— START ENTRIES SUPPLIED —

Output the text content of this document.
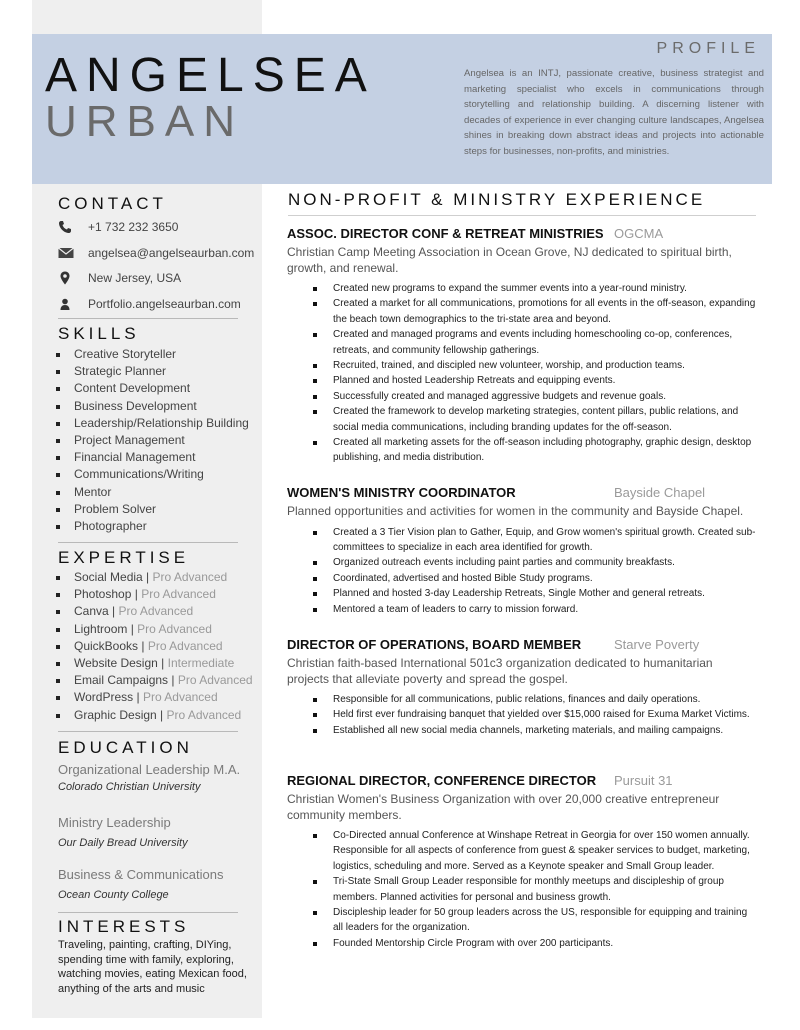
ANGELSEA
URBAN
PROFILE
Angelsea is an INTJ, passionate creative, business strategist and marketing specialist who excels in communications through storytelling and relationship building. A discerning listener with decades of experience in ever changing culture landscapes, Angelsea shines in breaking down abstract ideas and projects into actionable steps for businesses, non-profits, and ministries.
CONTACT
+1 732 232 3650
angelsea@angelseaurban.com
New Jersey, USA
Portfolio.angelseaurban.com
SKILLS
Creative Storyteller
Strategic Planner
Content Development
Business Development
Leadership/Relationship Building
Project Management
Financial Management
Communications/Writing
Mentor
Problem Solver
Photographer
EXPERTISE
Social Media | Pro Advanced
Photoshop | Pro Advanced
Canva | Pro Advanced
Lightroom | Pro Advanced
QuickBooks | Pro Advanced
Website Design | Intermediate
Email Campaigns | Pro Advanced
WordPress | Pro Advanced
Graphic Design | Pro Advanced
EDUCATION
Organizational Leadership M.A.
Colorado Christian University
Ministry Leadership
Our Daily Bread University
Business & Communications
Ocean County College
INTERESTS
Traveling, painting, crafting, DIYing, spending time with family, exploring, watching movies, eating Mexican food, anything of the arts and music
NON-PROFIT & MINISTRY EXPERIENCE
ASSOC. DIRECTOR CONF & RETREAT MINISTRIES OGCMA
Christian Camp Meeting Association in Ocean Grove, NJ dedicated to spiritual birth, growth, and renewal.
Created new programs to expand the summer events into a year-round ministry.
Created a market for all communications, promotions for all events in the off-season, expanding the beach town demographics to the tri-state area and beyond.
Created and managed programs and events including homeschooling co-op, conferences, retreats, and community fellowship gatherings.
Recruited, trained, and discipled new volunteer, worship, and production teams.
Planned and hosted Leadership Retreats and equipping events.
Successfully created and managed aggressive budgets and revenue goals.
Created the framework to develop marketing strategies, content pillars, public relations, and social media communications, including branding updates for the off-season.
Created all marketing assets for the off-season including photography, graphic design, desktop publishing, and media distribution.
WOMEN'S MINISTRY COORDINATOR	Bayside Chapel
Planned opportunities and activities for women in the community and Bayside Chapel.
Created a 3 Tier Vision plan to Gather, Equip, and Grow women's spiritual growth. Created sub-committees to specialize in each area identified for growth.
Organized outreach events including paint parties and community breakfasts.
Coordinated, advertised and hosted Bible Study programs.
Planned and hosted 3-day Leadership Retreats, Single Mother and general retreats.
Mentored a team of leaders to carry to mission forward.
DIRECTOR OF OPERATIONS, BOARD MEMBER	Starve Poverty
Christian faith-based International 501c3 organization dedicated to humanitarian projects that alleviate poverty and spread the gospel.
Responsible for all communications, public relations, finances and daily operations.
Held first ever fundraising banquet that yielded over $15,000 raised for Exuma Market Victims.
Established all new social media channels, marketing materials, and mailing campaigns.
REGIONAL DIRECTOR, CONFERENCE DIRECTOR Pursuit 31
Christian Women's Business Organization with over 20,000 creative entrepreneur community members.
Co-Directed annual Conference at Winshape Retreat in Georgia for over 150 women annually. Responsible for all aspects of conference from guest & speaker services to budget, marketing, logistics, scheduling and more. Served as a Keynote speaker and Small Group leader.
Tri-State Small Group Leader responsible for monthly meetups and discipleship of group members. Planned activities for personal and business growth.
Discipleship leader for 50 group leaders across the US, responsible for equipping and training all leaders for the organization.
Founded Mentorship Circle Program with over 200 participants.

— END ENTRIES SUPPLIED —
— START ENTRIES SUPPLIED —

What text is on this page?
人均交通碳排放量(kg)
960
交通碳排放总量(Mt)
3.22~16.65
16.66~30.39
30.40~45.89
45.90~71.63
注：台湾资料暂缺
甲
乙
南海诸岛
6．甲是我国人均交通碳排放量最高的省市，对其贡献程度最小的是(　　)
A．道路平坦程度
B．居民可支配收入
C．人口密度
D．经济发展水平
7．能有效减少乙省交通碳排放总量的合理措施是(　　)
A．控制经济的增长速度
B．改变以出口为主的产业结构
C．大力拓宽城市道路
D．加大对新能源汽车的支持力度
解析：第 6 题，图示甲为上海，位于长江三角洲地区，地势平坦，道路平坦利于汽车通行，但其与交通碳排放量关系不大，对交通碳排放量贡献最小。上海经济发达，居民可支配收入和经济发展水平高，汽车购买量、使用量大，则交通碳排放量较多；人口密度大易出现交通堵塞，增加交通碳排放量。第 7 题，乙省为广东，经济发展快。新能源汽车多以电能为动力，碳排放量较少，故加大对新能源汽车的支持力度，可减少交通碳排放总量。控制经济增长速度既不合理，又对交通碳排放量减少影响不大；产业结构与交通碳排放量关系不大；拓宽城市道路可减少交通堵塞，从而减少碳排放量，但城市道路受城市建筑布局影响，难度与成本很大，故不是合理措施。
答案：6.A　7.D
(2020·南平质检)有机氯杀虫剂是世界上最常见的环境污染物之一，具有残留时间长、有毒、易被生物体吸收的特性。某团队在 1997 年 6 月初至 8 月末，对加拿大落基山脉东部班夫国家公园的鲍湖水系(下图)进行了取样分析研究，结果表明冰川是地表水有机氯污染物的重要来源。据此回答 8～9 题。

— END ENTRIES SUPPLIED —

● **PROBLEM DETAILS**: Look through the entries above and count each line holding "Ocean"; report the count alone.

● **WRITTEN RESPONSE**: 2